EXCERPT =>
Mostafa Minawi, Losing Istanbul: Arab-Ottoman Imperialists and the End of Empire (Stanford University Press, 2023).
Jadaliyya (J): What made you write the book?
Mostafa Minawi (MM): I have been fascinated by the experience of people who have lived through times of major global transitions for a long time. What did it feel like? How did people who were deeply invested in maintaining the status quo, for better or for worse, deal with the existential threat they faced? What possible futures arose due to these transitions, and what became impossible? How did people who do not fit neatly into modern-day identarian categories reinvent themselves or suffer the consequences? To do that I needed to zoom into the day-to-day life of people who experienced and reflected on the quickly changing circumstances around them, but I was not sure why it would be of interest to the average historian. The Azmzades of Istanbul, Arab-Ottomans who were deeply invested in the imperial system yet found themselves slowly on the wrong end of homogenization process that culminates with the emergence of various ethnonational states, were the perfect case study. However, it took a major event of my own—living through the Beirut port explosion—to understand how narrating the experience of major events was a valid pursuit in its own right, and how experiential history was much more connected to how an average person views and remembers their life, than the sometimes overly abstracted and theorized narratives of political and social histories. “What did it feel like” and “how can I relate to it” became the drivers behind writing this book, all after fifteen years of research that I was never sure would ever lead to published work.
Additionally, now was the right time to tell this story. I have also considered Istanbul as my second home for over fifteen years now, and I have become familiar with popular discourse about “Arabs” as “Others” in the former imperial capital. This became more acute in the past few years with the influx of refugees and political asylees from across the Arab world. I wanted to write a book which highlights the recent common history and the involvement of Arab-Ottomans in making the Ottoman Empire, Istanbul included, and what it is—all aspects of it, the good, bad, and ugly. It is high time that the people of the region reconcile with the entirety of their history, beyond the typical nationalistic narratives. The only way to do that is to uncover the stories of our ancestors, which transcend present-day ethnic and national constructs and also allow the people of Southwest Asia to deal with the trauma of the violent end of the empire and emergence of political borders. For those who lived through this transition, after centuries of imperial rule, the change must have been quick and, despite all indications we see in hindsight, very sudden. Losing Istanbul, as the political and symbolic center of their layered identifications happened in a flurry of violence and competing interests, and the trauma of that loss was never dealt with, particularly for the people living in the Arabic-speaking majority provinces who had to contend with famine, colonial occupation, and various forms of post-colonial nationalisms which privileged the history of ethno-religious identities over a much more complex multi-ethnic, mutli-lingual, multi-confessional reality that most lived with.

WHAT IS EXPECTED => Retype exactly the part of the interview on Losing Istanbul that opens with the words containing "Mostafa Minawi, Losing" and closes with "write the book?".

MATERIAL PROVIDED =>

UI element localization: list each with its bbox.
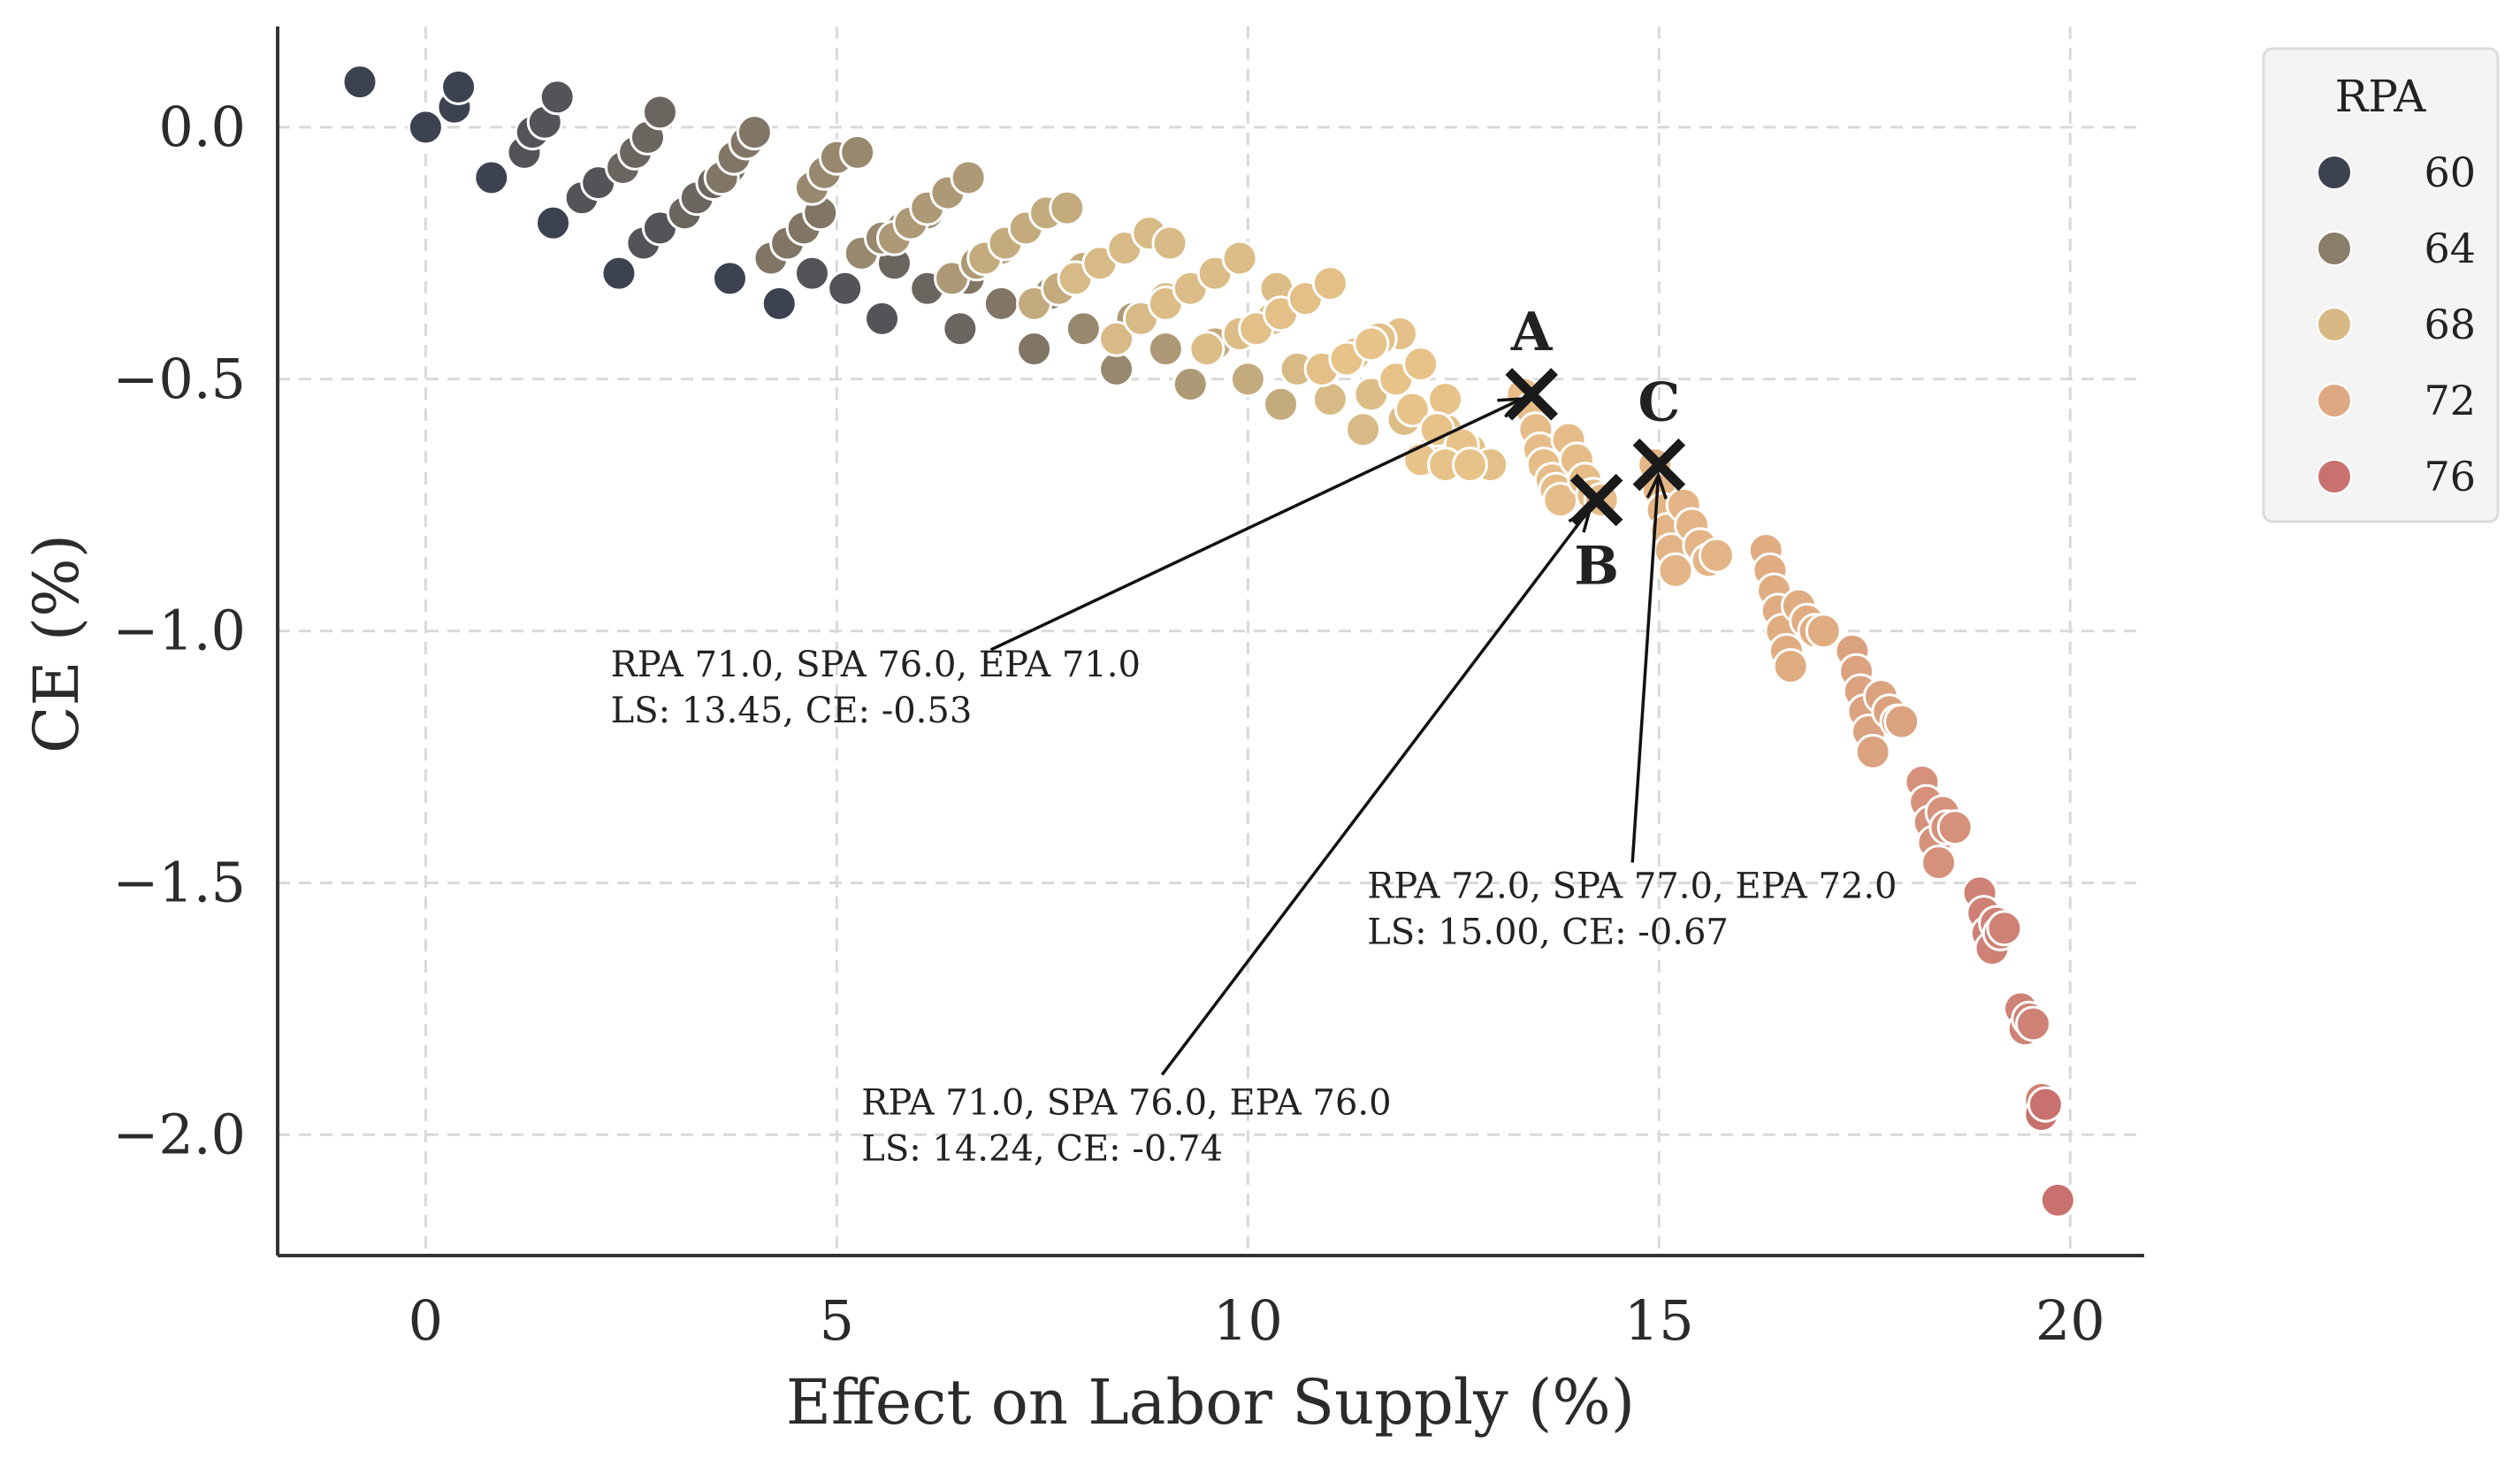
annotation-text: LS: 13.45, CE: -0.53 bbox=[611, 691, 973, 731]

OUTPUT BELOW =>
Mostafa Minawi, Losing Istanbul: Arab-Ottoman Imperialists and the End of Empire (Stanford University Press, 2023).
Jadaliyya (J): What made you write the book?